Data entries for graphics:
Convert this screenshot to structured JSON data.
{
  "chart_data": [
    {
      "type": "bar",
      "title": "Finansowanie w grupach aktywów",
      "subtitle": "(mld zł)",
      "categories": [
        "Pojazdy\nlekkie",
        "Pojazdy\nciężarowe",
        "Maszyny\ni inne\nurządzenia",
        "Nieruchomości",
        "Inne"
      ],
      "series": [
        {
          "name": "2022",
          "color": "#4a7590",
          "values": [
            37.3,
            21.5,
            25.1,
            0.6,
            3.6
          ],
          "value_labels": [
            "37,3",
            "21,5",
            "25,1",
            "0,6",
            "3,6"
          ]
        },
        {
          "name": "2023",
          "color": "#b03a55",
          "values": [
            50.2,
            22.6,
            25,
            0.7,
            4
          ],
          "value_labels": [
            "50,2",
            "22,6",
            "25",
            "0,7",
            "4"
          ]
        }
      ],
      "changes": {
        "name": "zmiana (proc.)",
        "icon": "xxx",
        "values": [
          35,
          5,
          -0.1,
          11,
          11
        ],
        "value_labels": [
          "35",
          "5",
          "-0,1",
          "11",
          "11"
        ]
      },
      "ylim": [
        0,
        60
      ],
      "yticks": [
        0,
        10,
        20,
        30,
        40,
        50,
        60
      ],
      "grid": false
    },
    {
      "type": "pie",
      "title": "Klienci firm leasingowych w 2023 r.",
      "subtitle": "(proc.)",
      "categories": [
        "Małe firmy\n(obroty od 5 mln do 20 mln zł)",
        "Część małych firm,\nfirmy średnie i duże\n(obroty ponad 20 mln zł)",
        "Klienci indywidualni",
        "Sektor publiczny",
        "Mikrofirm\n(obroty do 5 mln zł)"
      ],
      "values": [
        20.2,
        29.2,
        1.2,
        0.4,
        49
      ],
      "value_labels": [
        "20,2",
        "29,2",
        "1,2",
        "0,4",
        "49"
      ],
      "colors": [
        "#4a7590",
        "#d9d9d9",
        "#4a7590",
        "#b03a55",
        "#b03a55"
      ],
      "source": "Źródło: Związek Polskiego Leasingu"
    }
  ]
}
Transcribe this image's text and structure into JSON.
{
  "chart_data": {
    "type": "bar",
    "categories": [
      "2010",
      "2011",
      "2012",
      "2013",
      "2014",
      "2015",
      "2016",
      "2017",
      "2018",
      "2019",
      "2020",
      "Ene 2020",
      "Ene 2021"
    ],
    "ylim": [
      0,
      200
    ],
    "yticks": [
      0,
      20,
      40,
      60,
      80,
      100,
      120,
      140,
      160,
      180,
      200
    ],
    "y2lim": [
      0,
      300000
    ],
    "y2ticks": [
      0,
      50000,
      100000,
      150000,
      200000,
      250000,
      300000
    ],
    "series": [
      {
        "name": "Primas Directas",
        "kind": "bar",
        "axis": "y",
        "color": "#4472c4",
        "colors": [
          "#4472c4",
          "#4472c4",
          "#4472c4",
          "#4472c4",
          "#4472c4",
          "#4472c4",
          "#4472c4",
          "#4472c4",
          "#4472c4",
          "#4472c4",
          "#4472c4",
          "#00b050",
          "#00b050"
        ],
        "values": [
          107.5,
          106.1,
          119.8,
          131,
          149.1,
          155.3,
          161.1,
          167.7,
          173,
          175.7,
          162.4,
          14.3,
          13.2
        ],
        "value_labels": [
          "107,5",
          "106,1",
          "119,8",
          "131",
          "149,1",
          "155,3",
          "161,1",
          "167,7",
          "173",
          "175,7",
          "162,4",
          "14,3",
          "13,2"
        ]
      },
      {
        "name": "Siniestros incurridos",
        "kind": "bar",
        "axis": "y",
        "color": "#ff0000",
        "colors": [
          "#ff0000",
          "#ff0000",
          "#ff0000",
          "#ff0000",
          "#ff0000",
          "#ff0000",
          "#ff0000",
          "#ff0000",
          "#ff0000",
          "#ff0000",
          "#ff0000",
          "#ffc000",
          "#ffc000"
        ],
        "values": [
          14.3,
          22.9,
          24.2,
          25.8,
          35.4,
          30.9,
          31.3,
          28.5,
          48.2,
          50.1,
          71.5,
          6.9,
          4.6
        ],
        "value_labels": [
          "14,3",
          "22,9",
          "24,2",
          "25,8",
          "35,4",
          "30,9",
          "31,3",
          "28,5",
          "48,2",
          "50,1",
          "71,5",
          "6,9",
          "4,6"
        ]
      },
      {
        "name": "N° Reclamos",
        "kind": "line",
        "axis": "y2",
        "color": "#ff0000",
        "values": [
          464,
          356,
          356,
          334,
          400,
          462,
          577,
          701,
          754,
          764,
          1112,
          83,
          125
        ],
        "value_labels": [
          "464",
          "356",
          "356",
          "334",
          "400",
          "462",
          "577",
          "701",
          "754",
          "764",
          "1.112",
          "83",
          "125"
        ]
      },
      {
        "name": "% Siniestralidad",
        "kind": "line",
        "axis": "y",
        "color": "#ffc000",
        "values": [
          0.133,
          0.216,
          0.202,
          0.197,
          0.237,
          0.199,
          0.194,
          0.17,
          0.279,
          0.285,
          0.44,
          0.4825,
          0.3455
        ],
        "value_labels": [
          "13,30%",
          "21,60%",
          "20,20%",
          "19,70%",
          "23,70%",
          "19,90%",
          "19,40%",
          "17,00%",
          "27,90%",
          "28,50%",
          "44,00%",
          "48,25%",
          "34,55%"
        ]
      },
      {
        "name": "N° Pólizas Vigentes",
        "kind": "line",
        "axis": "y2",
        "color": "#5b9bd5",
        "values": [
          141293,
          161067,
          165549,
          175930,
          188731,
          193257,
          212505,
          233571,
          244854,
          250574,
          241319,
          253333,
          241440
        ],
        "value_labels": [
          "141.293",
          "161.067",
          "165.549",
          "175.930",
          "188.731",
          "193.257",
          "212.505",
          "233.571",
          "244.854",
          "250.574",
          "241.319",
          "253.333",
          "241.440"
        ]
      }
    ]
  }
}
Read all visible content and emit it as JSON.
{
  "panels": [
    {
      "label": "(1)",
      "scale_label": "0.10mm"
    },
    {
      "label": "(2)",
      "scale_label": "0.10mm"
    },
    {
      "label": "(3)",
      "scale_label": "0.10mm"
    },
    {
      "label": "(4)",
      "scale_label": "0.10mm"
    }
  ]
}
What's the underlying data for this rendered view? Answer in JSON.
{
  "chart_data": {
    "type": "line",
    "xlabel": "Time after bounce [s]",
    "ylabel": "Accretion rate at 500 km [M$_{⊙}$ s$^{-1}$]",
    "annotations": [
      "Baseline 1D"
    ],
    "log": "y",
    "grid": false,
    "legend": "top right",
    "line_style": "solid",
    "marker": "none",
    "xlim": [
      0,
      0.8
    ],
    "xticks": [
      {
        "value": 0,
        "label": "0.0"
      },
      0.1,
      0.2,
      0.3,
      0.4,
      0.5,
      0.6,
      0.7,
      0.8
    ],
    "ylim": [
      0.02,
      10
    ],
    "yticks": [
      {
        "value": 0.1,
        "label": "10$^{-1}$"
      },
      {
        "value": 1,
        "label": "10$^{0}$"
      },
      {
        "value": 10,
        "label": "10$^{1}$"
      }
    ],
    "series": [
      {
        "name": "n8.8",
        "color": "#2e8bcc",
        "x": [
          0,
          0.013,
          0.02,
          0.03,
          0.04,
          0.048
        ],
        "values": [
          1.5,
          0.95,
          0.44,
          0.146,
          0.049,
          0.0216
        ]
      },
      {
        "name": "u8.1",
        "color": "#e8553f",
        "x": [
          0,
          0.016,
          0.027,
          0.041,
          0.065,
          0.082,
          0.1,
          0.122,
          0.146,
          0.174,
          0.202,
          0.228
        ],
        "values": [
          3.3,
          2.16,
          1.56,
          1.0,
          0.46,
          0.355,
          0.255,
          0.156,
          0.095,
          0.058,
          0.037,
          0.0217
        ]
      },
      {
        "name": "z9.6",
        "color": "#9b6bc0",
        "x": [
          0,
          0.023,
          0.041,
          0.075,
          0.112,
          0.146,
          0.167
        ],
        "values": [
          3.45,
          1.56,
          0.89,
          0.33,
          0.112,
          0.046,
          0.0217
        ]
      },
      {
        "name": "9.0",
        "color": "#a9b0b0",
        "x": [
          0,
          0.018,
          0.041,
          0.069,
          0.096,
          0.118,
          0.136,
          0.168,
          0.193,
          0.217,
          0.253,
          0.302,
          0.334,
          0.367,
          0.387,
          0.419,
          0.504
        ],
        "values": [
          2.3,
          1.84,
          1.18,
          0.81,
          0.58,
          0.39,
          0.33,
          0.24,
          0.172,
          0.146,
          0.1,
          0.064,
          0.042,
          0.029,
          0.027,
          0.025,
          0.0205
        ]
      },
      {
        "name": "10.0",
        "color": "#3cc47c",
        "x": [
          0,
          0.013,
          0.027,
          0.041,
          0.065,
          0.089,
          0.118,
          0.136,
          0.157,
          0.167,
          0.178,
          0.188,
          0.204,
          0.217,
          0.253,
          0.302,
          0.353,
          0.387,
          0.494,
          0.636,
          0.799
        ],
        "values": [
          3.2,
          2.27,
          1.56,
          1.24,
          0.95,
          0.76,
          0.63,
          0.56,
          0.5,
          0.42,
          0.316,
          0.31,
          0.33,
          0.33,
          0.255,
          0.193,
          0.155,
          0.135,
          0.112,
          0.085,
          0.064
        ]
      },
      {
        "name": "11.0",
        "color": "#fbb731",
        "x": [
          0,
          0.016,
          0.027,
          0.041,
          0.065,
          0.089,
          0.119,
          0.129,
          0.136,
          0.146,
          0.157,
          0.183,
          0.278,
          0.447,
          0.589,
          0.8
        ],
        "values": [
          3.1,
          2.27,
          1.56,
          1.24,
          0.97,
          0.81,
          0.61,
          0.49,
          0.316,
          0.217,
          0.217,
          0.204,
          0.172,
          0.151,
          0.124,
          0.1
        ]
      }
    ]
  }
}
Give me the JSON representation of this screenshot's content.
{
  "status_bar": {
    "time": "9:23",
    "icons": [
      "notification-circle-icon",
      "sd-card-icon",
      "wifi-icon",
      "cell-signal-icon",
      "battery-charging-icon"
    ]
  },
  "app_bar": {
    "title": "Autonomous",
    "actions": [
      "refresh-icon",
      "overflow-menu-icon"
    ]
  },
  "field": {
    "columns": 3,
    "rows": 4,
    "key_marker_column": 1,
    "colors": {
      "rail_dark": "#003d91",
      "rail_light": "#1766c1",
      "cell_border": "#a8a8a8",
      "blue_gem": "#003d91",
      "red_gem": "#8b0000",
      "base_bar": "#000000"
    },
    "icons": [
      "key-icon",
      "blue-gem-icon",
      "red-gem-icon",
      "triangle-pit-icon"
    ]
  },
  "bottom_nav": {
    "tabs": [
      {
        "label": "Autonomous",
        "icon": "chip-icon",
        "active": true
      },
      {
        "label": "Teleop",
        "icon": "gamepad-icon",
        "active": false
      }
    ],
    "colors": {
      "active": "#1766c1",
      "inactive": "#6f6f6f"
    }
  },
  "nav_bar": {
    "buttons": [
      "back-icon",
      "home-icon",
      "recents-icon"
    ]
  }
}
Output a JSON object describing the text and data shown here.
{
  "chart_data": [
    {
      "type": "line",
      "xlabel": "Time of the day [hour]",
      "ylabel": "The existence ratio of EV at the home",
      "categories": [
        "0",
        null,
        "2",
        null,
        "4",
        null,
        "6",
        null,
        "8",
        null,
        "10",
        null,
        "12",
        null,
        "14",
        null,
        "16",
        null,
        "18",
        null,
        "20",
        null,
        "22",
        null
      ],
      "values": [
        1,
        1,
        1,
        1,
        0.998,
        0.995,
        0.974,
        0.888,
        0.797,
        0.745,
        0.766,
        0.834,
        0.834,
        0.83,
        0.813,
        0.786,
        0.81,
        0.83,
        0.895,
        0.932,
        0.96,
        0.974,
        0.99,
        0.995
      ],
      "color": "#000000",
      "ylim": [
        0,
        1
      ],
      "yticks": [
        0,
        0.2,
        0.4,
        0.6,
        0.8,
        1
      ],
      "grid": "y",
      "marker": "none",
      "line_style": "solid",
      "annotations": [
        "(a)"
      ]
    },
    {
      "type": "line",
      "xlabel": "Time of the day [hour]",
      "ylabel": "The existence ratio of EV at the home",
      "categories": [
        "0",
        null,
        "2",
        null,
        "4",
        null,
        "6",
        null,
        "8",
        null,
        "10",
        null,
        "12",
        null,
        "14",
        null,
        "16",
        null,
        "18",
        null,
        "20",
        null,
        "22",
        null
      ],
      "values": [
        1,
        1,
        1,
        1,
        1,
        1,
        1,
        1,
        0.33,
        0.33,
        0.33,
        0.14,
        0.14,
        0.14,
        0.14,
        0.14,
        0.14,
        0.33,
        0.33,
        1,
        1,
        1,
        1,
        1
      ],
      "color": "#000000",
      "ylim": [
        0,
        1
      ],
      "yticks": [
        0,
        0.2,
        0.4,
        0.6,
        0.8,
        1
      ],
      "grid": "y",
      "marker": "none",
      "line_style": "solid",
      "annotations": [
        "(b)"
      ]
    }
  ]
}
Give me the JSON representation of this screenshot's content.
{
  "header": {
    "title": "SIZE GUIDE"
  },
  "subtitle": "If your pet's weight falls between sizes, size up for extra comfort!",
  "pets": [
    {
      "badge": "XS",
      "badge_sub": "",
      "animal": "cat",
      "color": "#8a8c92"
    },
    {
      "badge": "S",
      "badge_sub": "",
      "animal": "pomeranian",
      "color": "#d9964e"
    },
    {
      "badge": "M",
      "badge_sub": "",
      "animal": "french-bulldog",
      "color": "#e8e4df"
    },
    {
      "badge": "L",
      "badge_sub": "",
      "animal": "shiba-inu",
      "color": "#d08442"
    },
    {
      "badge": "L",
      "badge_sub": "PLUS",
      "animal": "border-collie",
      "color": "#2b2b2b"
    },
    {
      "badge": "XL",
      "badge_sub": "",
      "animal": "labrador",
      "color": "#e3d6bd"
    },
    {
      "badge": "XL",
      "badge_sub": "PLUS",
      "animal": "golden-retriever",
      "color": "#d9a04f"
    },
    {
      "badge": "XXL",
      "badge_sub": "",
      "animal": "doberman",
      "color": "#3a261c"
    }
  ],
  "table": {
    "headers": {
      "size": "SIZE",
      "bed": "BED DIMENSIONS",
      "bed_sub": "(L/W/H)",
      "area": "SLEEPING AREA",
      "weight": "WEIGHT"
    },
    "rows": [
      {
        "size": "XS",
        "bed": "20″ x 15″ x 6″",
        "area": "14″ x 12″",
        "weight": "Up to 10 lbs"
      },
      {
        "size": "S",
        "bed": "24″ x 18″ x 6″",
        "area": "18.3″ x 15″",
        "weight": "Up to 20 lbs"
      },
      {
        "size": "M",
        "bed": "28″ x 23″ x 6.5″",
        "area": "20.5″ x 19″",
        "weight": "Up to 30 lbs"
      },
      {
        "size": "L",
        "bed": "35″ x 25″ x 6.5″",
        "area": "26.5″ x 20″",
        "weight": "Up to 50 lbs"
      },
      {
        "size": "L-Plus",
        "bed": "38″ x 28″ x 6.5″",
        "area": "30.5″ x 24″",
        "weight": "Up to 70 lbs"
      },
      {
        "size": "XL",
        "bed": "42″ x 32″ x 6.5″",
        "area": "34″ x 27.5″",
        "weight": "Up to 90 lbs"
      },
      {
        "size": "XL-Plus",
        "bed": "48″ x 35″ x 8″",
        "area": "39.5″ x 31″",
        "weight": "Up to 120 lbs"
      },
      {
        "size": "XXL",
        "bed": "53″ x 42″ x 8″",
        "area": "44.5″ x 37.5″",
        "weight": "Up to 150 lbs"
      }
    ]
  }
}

:: DIRECTIONS FOR THIS TASK ::
Above are the records. Identify each line that contains the word "Pojazdy".

:: RESPONSE TO THE EXERCISE ::
        "Pojazdy\nlekkie",
        "Pojazdy\nciężarowe",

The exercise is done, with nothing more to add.